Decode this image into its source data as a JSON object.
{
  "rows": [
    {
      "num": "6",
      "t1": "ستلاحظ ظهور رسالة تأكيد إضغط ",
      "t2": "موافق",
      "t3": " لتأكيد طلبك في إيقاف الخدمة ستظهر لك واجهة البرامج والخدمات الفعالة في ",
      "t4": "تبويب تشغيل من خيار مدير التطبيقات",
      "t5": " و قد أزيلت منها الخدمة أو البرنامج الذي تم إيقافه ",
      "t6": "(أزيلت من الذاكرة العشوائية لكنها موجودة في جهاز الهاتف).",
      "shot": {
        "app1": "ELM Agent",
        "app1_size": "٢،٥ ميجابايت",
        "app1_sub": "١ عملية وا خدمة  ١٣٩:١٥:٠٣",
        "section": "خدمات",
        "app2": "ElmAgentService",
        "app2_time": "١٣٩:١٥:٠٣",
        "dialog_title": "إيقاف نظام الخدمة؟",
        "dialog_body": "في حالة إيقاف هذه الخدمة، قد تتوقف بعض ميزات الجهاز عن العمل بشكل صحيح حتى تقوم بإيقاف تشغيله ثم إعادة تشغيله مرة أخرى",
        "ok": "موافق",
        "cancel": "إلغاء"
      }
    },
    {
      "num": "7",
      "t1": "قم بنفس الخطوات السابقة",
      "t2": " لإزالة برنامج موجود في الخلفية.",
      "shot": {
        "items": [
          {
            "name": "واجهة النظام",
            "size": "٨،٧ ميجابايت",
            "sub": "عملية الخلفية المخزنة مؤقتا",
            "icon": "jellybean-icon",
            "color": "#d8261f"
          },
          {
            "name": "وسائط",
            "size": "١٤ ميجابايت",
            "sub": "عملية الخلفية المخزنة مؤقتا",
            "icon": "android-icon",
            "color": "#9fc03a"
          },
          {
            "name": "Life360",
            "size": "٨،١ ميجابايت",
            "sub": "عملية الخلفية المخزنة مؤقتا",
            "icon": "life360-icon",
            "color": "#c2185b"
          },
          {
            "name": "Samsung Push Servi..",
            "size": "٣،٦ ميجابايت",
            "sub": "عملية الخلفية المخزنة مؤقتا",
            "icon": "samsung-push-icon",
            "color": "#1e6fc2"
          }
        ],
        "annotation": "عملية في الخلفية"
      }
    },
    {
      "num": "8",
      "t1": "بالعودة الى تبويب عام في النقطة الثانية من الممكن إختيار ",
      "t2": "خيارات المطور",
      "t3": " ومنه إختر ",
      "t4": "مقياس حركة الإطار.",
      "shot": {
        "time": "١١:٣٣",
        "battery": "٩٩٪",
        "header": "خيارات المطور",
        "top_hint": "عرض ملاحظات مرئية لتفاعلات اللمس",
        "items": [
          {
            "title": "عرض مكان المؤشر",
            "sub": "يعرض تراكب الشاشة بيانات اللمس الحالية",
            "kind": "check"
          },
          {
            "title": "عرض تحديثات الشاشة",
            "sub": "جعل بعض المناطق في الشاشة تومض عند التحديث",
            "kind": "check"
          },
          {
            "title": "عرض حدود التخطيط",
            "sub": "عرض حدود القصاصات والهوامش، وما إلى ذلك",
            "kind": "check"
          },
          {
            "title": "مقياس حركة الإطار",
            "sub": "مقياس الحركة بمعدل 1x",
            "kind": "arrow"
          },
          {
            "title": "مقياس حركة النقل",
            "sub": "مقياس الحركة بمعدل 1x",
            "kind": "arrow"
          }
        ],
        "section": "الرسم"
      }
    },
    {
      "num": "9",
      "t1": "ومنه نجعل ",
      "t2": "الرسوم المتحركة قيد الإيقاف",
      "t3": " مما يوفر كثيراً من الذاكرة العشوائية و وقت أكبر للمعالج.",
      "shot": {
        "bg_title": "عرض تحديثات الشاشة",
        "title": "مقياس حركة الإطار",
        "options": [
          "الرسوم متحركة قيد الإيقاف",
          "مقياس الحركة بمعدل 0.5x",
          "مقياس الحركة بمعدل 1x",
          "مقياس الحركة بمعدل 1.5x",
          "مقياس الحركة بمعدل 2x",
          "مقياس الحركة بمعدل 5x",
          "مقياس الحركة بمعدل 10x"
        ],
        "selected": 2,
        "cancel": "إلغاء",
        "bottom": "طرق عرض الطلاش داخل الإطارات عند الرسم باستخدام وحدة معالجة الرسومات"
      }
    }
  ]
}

### [EXERCISE]
Give the number of lines in the data that contain "icon", with no other words.

### [RESPONSE TO THE EXERCISE]
4